## Problem to work on
Write out each line from the data below that includes the word "Convert".

## Task inputs

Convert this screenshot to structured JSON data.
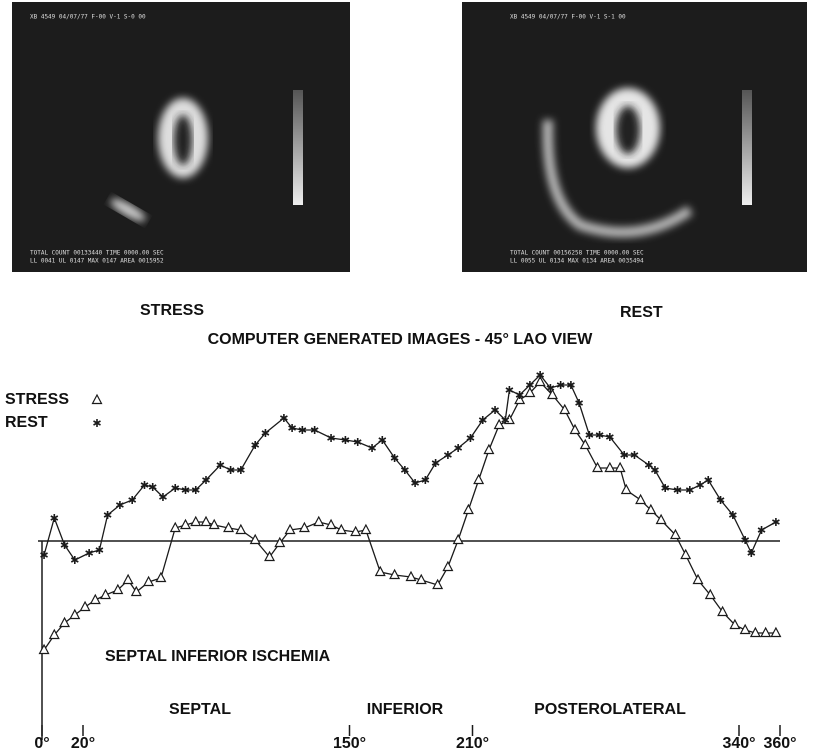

* * *

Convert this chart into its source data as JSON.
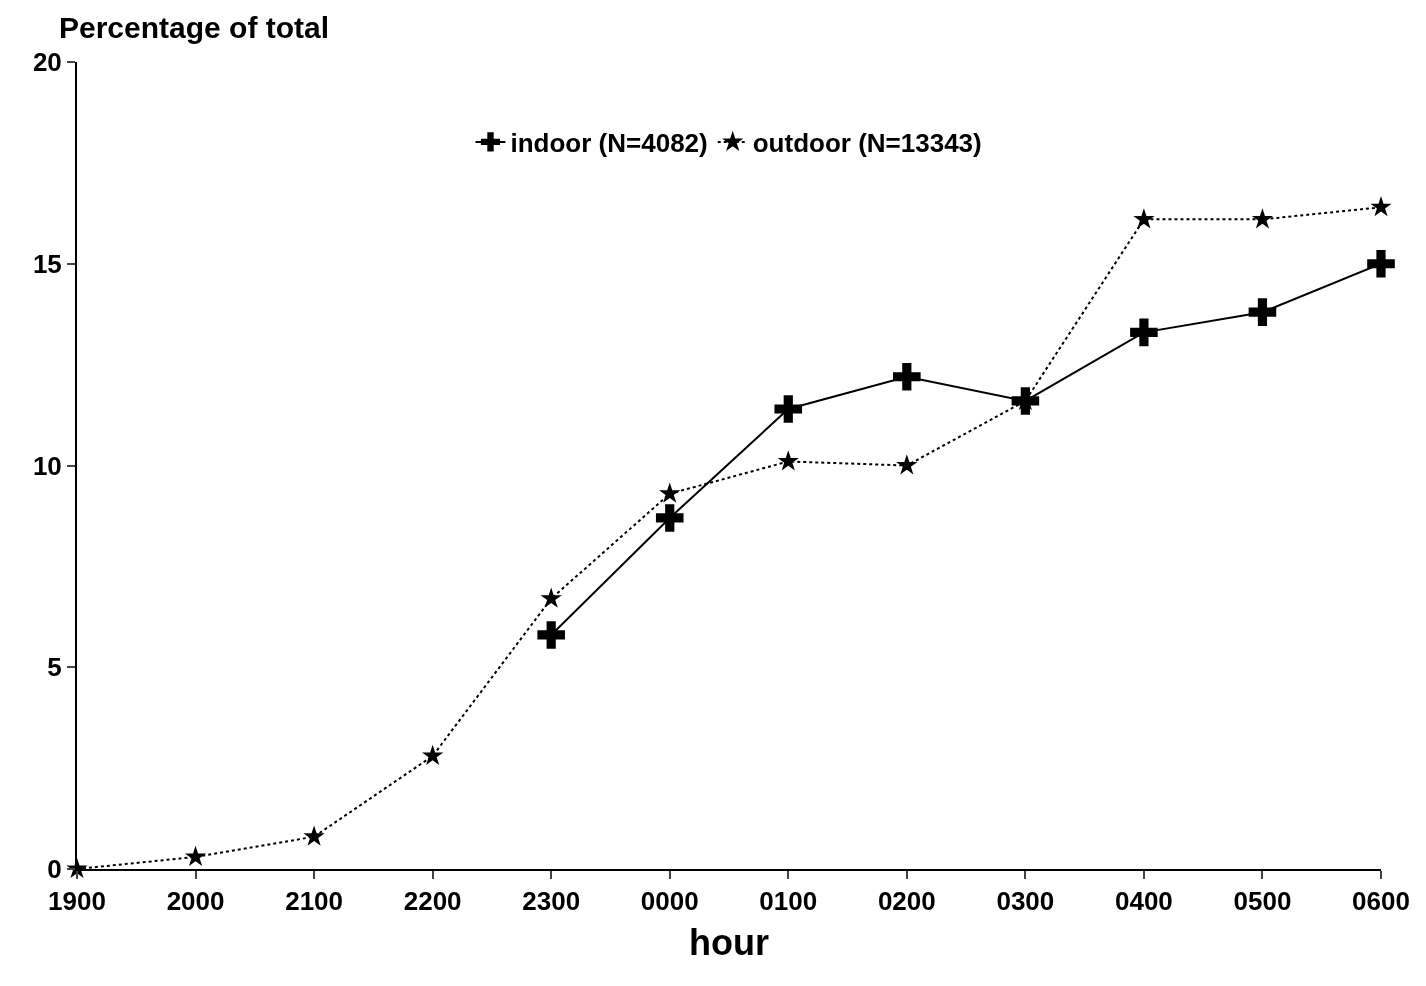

==

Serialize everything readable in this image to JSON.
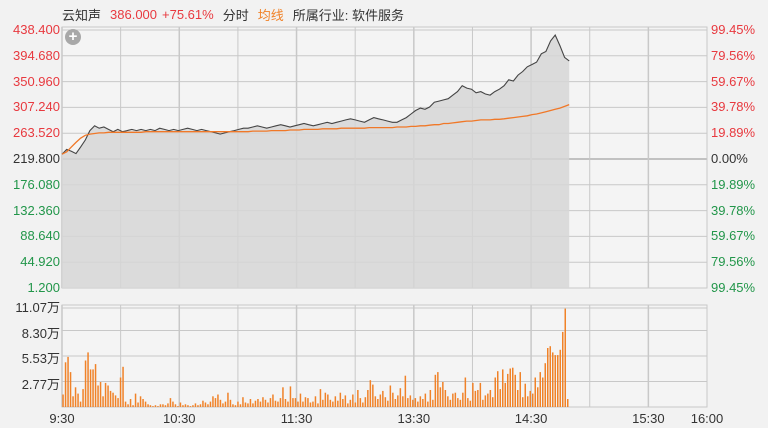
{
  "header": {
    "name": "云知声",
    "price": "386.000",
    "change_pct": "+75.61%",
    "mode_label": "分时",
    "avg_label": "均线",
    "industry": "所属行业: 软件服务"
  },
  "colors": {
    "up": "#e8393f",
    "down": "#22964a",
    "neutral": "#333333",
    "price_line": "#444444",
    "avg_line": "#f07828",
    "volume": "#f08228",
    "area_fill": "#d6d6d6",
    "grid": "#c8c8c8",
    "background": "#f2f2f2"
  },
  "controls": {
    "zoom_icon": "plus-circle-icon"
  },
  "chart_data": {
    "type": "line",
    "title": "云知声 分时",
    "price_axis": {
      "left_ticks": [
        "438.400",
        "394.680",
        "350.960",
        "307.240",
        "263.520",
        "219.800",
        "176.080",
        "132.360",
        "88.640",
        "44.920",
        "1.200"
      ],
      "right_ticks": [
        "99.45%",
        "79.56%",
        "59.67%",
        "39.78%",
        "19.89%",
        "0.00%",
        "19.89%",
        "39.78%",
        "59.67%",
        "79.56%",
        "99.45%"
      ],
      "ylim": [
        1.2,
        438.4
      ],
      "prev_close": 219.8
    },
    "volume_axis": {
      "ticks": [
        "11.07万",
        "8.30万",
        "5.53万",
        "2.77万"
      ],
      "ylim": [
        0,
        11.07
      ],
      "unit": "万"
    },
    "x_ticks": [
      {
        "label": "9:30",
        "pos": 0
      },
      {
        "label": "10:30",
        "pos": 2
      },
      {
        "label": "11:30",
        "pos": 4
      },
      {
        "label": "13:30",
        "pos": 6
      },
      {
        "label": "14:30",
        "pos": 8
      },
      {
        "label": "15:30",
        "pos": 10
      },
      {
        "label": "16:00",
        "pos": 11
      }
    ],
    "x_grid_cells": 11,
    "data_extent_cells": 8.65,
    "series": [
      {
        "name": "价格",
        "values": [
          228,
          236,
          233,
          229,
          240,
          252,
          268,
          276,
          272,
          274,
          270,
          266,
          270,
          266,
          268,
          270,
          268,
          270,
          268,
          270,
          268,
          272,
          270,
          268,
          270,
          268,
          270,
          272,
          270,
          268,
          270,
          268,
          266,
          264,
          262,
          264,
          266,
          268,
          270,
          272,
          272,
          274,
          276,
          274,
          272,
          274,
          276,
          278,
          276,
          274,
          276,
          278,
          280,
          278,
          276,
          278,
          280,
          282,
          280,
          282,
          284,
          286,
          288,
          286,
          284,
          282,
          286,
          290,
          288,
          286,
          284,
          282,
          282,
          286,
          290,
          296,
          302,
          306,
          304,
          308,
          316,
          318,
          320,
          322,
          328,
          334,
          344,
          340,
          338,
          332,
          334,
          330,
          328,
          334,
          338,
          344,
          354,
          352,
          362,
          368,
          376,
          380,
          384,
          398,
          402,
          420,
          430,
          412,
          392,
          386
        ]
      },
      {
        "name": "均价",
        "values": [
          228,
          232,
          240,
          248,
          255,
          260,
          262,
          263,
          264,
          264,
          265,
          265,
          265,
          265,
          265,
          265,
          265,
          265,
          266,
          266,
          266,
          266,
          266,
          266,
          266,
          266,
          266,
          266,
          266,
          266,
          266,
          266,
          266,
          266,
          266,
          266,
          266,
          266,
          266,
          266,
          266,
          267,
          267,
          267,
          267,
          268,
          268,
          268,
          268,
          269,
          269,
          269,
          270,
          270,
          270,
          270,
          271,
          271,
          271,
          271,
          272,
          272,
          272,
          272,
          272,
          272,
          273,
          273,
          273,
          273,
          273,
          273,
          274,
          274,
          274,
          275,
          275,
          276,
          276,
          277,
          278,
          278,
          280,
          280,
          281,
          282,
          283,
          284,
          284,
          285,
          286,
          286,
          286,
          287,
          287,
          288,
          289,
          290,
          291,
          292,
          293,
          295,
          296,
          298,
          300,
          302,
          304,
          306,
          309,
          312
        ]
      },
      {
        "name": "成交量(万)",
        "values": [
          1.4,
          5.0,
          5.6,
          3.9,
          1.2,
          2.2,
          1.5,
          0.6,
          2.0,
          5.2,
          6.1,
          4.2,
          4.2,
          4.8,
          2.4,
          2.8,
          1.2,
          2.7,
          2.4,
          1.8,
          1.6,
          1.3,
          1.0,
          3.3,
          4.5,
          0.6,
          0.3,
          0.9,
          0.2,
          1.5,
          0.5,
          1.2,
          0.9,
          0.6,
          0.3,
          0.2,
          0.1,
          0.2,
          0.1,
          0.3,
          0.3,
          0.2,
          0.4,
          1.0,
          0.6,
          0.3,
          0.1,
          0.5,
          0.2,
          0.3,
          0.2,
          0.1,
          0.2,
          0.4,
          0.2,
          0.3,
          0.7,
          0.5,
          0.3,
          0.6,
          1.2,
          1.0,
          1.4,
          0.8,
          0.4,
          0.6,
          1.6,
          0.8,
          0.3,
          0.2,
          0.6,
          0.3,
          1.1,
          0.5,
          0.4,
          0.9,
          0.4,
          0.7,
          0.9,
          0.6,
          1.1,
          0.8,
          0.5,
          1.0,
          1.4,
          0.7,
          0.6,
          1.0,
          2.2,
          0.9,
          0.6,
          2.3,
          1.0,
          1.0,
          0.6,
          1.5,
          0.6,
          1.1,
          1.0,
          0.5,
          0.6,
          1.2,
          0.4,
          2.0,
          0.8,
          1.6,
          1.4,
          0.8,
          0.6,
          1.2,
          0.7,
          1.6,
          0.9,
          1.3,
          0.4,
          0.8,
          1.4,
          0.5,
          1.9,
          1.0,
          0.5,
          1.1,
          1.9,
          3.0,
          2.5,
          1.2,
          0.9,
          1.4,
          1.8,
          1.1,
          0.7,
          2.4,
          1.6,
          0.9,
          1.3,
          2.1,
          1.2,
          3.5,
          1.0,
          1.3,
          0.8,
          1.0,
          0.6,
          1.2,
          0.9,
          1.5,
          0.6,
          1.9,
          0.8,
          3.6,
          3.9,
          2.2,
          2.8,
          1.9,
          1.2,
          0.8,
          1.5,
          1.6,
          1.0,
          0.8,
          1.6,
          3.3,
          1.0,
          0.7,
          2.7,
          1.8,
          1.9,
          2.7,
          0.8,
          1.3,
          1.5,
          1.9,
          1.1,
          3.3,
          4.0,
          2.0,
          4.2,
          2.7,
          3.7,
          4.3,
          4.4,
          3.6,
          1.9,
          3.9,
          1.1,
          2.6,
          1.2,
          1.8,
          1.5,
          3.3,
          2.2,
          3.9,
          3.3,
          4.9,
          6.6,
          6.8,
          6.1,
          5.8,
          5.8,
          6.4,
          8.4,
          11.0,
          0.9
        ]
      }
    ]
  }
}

## Task answer
Convert this screenshot to structured JSON data.
Convert this chart into its source data as JSON.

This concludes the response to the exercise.